● **The task**
Keep the pictures out and restate every record exactly.

----- Data entries

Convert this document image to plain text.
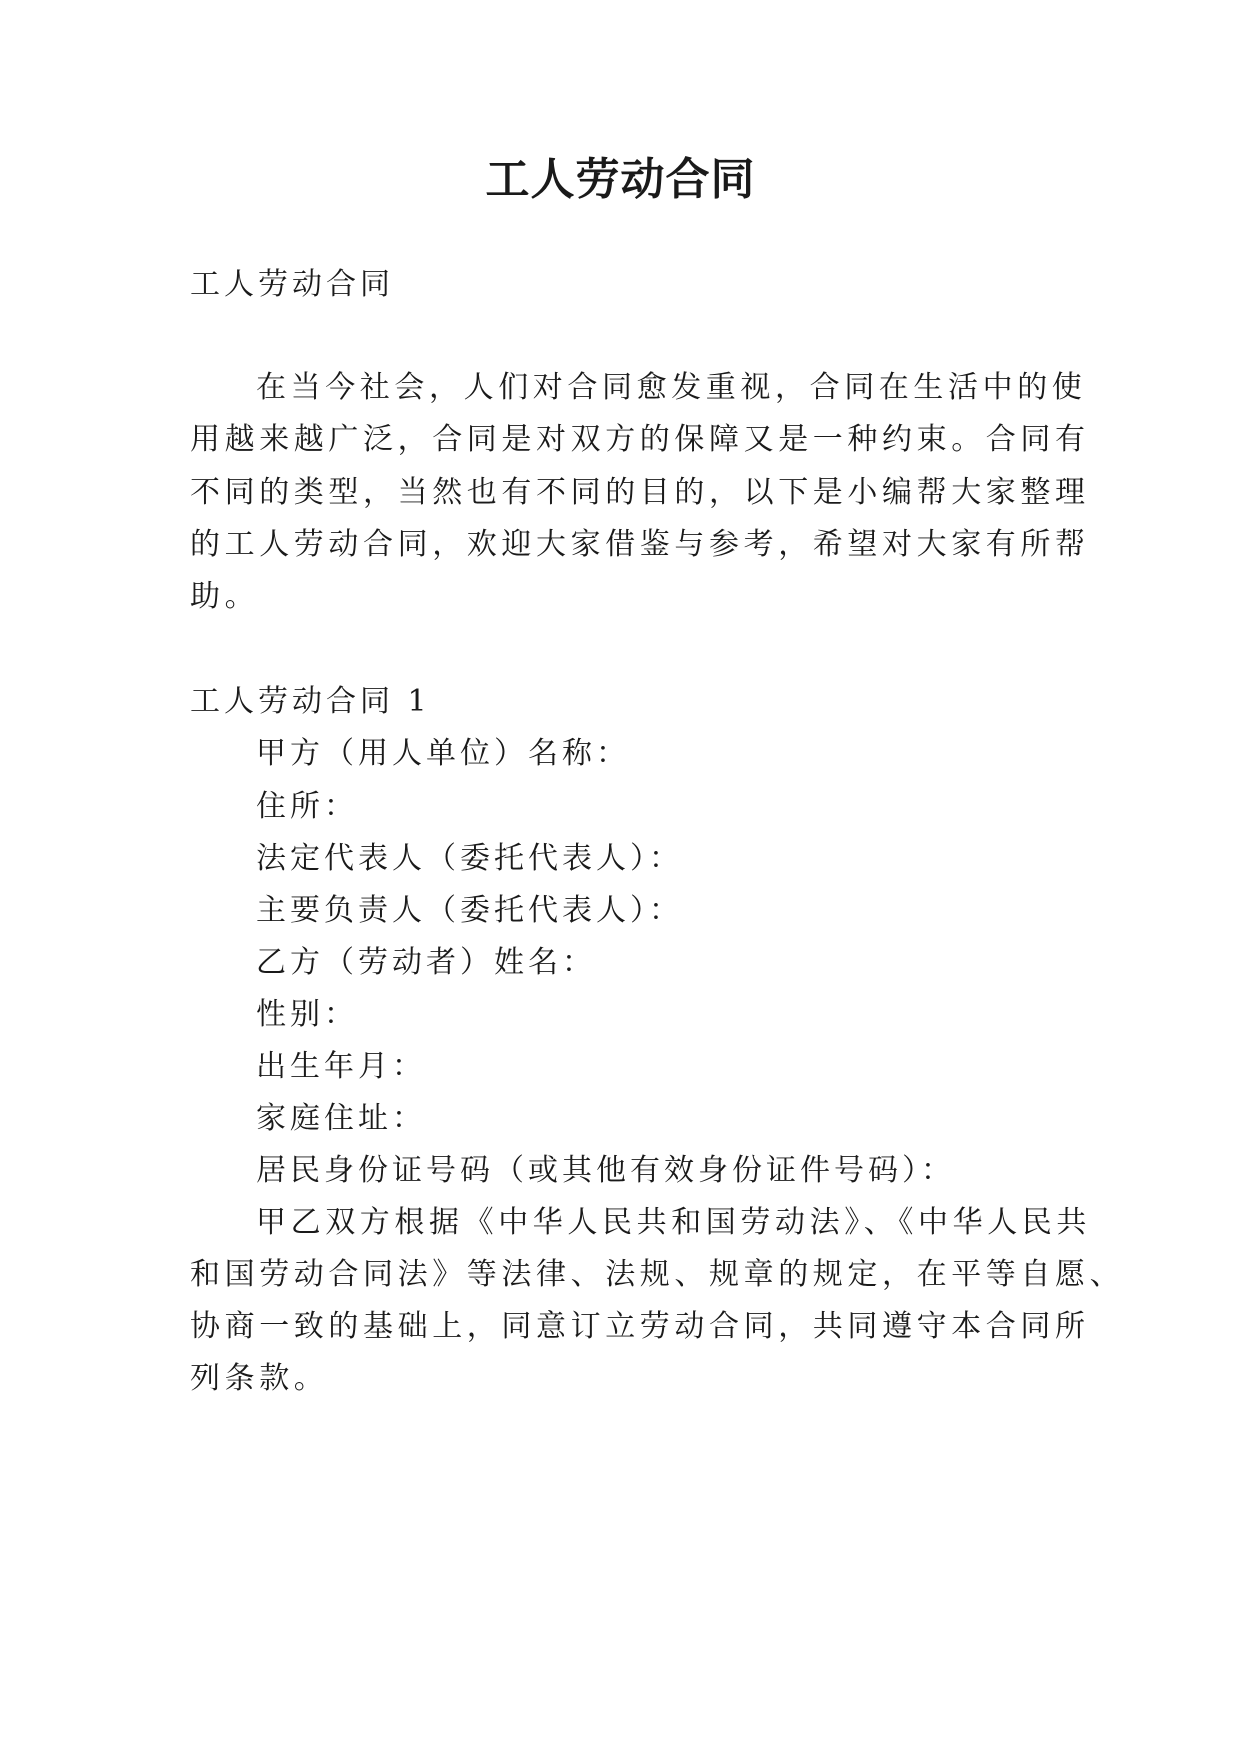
工人劳动合同
工人劳动合同
在当今社会，人们对合同愈发重视，合同在生活中的使
用越来越广泛，合同是对双方的保障又是一种约束。合同有
不同的类型，当然也有不同的目的，以下是小编帮大家整理
的工人劳动合同，欢迎大家借鉴与参考，希望对大家有所帮
助。
工人劳动合同 1
甲方（用人单位）名称：
住所：
法定代表人（委托代表人）：
主要负责人（委托代表人）：
乙方（劳动者）姓名：
性别：
出生年月：
家庭住址：
居民身份证号码（或其他有效身份证件号码）：
甲乙双方根据《中华人民共和国劳动法》、《中华人民共
和国劳动合同法》等法律、法规、规章的规定，在平等自愿、
协商一致的基础上，同意订立劳动合同，共同遵守本合同所
列条款。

----------

● **Written solution**
Convert this document image to plain text.
工人劳动合同
工人劳动合同
在当今社会，人们对合同愈发重视，合同在生活中的使
用越来越广泛，合同是对双方的保障又是一种约束。合同有
不同的类型，当然也有不同的目的，以下是小编帮大家整理
的工人劳动合同，欢迎大家借鉴与参考，希望对大家有所帮
助。
工人劳动合同 1
甲方（用人单位）名称：
住所：
法定代表人（委托代表人）：
主要负责人（委托代表人）：
乙方（劳动者）姓名：
性别：
出生年月：
家庭住址：
居民身份证号码（或其他有效身份证件号码）：
甲乙双方根据《中华人民共和国劳动法》、《中华人民共
和国劳动合同法》等法律、法规、规章的规定，在平等自愿、
协商一致的基础上，同意订立劳动合同，共同遵守本合同所
列条款。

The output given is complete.